Your task is to print the material below exactly as presented.
'''
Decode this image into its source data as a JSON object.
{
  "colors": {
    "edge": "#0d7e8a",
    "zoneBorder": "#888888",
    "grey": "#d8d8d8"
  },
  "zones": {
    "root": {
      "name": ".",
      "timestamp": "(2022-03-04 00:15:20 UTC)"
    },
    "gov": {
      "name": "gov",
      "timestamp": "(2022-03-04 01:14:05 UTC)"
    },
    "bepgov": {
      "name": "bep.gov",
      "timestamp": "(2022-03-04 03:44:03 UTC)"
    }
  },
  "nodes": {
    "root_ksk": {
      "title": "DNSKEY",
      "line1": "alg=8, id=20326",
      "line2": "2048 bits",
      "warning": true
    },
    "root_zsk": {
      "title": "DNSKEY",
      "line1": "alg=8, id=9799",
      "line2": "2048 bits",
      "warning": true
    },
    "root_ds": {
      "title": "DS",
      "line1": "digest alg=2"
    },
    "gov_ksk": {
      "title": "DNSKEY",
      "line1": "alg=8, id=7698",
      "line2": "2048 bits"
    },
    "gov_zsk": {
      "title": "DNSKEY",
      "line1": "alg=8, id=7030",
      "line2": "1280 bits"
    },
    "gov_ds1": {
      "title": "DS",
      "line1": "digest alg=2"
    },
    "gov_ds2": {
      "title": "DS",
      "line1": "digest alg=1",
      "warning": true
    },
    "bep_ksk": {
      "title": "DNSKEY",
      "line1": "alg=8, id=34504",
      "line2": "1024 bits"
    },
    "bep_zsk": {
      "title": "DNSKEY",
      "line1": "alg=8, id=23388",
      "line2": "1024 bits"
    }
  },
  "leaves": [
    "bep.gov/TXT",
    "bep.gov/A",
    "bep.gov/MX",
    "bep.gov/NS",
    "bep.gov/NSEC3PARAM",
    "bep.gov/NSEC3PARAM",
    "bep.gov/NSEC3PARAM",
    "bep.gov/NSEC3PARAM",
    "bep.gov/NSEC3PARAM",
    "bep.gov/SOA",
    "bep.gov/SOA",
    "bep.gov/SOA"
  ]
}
'''
[Answer to the exercise]
Decode this image into its source data as a JSON object.
{
  "colors": {
    "edge": "#0d7e8a",
    "zoneBorder": "#888888",
    "grey": "#d8d8d8"
  },
  "zones": {
    "root": {
      "name": ".",
      "timestamp": "(2022-03-04 00:15:20 UTC)"
    },
    "gov": {
      "name": "gov",
      "timestamp": "(2022-03-04 01:14:05 UTC)"
    },
    "bepgov": {
      "name": "bep.gov",
      "timestamp": "(2022-03-04 03:44:03 UTC)"
    }
  },
  "nodes": {
    "root_ksk": {
      "title": "DNSKEY",
      "line1": "alg=8, id=20326",
      "line2": "2048 bits",
      "warning": true
    },
    "root_zsk": {
      "title": "DNSKEY",
      "line1": "alg=8, id=9799",
      "line2": "2048 bits",
      "warning": true
    },
    "root_ds": {
      "title": "DS",
      "line1": "digest alg=2"
    },
    "gov_ksk": {
      "title": "DNSKEY",
      "line1": "alg=8, id=7698",
      "line2": "2048 bits"
    },
    "gov_zsk": {
      "title": "DNSKEY",
      "line1": "alg=8, id=7030",
      "line2": "1280 bits"
    },
    "gov_ds1": {
      "title": "DS",
      "line1": "digest alg=2"
    },
    "gov_ds2": {
      "title": "DS",
      "line1": "digest alg=1",
      "warning": true
    },
    "bep_ksk": {
      "title": "DNSKEY",
      "line1": "alg=8, id=34504",
      "line2": "1024 bits"
    },
    "bep_zsk": {
      "title": "DNSKEY",
      "line1": "alg=8, id=23388",
      "line2": "1024 bits"
    }
  },
  "leaves": [
    "bep.gov/TXT",
    "bep.gov/A",
    "bep.gov/MX",
    "bep.gov/NS",
    "bep.gov/NSEC3PARAM",
    "bep.gov/NSEC3PARAM",
    "bep.gov/NSEC3PARAM",
    "bep.gov/NSEC3PARAM",
    "bep.gov/NSEC3PARAM",
    "bep.gov/SOA",
    "bep.gov/SOA",
    "bep.gov/SOA"
  ]
}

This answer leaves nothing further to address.